*Requirements:*
Skip the pictures and repeat each line of the data exactly.

*Data shown:*
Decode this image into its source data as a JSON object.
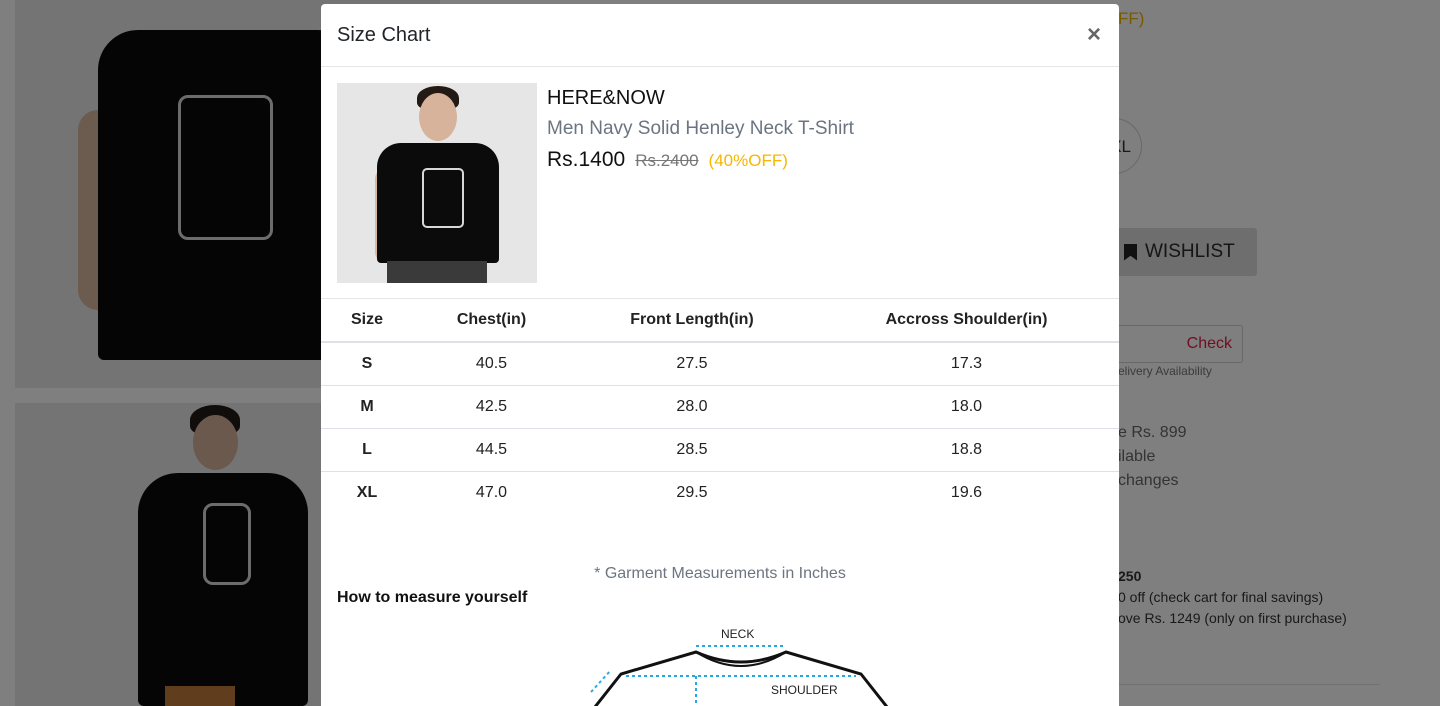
{
  "background": {
    "discount_fragment": "FF)",
    "size_fragment": "XL",
    "wishlist_label": "WISHLIST",
    "check_label": "Check",
    "delivery_fragment": "elivery Availability",
    "info_lines": [
      "e Rs. 899",
      "ilable",
      "changes"
    ],
    "offer_lines": [
      "250",
      "0 off (check cart for final savings)",
      "ove Rs. 1249 (only on first purchase)"
    ]
  },
  "modal": {
    "title": "Size Chart",
    "close_label": "×",
    "product": {
      "brand": "HERE&NOW",
      "name": "Men Navy Solid Henley Neck T-Shirt",
      "price": "Rs.1400",
      "mrp": "Rs.2400",
      "discount": "(40%OFF)"
    },
    "table": {
      "headers": [
        "Size",
        "Chest(in)",
        "Front Length(in)",
        "Accross Shoulder(in)"
      ],
      "rows": [
        [
          "S",
          "40.5",
          "27.5",
          "17.3"
        ],
        [
          "M",
          "42.5",
          "28.0",
          "18.0"
        ],
        [
          "L",
          "44.5",
          "28.5",
          "18.8"
        ],
        [
          "XL",
          "47.0",
          "29.5",
          "19.6"
        ]
      ]
    },
    "note": "* Garment Measurements in Inches",
    "how_to_title": "How to measure yourself",
    "diagram_labels": {
      "neck": "NECK",
      "shoulder": "SHOULDER"
    }
  }
}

*Solution to the exercise:*
Decode this image into its source data as a JSON object.
{
  "background": {
    "discount_fragment": "FF)",
    "size_fragment": "XL",
    "wishlist_label": "WISHLIST",
    "check_label": "Check",
    "delivery_fragment": "elivery Availability",
    "info_lines": [
      "e Rs. 899",
      "ilable",
      "changes"
    ],
    "offer_lines": [
      "250",
      "0 off (check cart for final savings)",
      "ove Rs. 1249 (only on first purchase)"
    ]
  },
  "modal": {
    "title": "Size Chart",
    "close_label": "×",
    "product": {
      "brand": "HERE&NOW",
      "name": "Men Navy Solid Henley Neck T-Shirt",
      "price": "Rs.1400",
      "mrp": "Rs.2400",
      "discount": "(40%OFF)"
    },
    "table": {
      "headers": [
        "Size",
        "Chest(in)",
        "Front Length(in)",
        "Accross Shoulder(in)"
      ],
      "rows": [
        [
          "S",
          "40.5",
          "27.5",
          "17.3"
        ],
        [
          "M",
          "42.5",
          "28.0",
          "18.0"
        ],
        [
          "L",
          "44.5",
          "28.5",
          "18.8"
        ],
        [
          "XL",
          "47.0",
          "29.5",
          "19.6"
        ]
      ]
    },
    "note": "* Garment Measurements in Inches",
    "how_to_title": "How to measure yourself",
    "diagram_labels": {
      "neck": "NECK",
      "shoulder": "SHOULDER"
    }
  }
}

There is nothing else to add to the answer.